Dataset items
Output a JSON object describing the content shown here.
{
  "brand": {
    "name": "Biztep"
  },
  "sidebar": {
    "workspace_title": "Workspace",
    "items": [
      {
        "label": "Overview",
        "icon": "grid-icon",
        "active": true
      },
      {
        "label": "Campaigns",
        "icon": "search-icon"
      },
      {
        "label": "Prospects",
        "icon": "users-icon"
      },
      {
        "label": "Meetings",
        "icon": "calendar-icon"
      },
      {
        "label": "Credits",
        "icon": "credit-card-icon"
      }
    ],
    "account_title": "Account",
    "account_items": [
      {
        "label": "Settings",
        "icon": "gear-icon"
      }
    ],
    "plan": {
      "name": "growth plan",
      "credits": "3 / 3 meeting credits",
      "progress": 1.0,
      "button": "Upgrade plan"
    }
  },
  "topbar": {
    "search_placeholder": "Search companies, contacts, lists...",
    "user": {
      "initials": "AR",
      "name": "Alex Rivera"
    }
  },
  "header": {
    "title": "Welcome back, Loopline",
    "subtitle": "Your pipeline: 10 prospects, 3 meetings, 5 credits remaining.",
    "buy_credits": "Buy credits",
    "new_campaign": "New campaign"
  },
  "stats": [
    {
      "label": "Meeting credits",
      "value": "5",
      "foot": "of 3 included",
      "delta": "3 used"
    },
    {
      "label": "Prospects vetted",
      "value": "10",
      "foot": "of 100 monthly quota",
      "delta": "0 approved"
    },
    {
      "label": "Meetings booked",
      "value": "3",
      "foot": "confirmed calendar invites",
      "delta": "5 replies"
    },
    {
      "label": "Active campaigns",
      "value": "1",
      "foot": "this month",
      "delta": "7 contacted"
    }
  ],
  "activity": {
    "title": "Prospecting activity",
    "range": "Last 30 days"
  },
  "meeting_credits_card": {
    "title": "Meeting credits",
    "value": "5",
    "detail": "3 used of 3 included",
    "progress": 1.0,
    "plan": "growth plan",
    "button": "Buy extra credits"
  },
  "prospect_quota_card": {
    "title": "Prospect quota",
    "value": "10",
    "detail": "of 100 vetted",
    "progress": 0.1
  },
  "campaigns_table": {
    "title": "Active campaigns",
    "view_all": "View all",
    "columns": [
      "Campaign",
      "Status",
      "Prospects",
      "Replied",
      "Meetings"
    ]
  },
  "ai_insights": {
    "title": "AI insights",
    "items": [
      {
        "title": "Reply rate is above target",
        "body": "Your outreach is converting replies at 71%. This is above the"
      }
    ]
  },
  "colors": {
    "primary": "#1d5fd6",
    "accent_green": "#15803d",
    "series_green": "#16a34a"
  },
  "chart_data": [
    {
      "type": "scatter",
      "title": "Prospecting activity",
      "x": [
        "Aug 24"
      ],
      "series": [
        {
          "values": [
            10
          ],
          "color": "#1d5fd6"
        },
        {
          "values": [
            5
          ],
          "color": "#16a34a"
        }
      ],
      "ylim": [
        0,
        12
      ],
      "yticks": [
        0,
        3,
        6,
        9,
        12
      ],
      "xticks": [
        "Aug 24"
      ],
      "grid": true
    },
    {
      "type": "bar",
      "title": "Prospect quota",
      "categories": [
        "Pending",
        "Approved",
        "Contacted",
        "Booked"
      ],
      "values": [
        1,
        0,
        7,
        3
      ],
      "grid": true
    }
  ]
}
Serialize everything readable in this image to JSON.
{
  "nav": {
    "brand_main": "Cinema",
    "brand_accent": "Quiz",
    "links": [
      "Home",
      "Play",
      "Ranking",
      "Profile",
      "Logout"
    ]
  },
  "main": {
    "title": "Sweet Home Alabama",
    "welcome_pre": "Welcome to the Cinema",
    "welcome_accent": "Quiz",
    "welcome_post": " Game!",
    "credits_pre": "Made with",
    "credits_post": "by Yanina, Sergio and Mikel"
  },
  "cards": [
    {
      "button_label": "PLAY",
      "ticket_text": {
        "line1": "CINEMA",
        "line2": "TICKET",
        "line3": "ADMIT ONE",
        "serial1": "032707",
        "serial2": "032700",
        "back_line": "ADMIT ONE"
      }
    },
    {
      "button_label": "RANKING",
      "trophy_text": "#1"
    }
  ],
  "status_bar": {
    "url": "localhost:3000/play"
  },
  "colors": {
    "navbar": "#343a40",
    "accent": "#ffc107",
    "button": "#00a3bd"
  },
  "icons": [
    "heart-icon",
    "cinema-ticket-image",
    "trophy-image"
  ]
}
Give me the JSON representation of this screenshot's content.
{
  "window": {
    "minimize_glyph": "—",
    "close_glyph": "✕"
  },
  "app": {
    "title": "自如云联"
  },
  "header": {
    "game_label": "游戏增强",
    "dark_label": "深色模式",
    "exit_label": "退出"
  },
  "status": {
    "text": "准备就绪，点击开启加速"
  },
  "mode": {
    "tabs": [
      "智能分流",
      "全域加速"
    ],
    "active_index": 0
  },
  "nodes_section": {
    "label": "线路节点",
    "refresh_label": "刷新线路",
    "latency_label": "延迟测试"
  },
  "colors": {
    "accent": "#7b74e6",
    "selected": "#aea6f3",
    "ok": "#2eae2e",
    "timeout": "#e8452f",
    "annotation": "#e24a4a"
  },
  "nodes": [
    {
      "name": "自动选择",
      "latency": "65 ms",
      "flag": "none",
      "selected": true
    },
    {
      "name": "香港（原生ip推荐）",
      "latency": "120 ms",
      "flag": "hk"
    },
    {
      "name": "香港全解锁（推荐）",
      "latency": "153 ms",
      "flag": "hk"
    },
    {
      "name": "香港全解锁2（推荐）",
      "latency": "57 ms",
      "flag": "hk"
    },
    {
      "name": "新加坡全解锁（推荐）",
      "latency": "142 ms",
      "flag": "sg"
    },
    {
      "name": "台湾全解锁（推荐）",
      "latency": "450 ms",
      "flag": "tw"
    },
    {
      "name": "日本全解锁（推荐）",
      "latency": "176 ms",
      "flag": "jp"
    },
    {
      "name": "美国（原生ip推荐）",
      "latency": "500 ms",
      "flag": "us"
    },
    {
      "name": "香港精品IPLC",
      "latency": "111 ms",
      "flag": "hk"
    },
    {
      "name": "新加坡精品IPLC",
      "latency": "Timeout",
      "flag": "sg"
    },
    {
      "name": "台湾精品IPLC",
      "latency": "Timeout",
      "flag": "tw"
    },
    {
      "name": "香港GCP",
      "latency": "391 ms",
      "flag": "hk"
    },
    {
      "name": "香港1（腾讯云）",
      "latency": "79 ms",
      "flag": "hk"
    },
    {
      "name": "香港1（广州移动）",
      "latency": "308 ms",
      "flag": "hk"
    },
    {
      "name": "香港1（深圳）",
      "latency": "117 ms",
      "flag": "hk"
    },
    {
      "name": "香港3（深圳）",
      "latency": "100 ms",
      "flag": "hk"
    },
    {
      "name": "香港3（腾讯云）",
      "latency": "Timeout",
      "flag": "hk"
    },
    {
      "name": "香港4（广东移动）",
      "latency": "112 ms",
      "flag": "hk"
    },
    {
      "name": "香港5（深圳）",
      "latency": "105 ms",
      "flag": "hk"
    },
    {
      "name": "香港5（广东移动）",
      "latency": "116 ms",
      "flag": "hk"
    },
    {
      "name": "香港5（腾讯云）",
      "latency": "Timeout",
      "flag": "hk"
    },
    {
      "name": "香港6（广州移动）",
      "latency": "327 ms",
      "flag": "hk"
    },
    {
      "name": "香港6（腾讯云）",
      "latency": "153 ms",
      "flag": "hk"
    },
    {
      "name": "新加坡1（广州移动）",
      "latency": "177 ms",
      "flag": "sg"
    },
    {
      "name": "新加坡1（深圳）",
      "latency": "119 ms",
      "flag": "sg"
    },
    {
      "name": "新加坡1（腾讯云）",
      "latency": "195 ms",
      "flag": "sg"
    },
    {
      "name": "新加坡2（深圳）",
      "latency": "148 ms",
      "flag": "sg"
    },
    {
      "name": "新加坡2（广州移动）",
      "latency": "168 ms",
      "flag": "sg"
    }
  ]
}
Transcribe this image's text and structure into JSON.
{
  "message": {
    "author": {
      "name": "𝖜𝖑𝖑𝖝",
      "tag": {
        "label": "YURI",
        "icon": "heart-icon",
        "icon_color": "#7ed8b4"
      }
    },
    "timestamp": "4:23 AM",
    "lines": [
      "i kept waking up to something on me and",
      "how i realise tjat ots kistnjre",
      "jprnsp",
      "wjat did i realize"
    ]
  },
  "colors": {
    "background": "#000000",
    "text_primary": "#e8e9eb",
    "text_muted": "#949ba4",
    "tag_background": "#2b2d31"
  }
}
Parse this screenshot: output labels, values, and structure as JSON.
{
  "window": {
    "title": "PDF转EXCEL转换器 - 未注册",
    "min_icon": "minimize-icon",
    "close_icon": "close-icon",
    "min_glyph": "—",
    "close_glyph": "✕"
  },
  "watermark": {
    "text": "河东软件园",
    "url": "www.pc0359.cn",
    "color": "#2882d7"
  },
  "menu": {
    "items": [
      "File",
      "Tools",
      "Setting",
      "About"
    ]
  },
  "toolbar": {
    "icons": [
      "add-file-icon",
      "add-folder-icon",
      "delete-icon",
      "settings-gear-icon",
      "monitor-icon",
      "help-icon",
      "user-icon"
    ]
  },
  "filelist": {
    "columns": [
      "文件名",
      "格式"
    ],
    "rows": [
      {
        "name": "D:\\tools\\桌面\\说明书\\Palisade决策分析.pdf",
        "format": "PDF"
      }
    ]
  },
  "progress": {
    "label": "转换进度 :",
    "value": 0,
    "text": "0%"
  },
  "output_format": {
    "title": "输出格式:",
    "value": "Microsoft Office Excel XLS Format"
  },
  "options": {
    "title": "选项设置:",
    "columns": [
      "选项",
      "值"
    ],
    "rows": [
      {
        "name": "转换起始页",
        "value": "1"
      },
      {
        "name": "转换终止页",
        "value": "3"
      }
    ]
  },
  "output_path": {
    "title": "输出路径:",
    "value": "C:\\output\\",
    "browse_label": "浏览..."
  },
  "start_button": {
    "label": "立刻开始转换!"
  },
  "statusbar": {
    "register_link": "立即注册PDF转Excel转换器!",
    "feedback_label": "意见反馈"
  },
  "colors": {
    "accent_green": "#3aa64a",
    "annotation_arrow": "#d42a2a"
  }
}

### DO THIS
Set out every line from the material that contains the string "foot".

### COMPLETED TASK
      "foot": "of 3 included",
      "foot": "of 100 monthly quota",
      "foot": "confirmed calendar invites",
      "foot": "this month",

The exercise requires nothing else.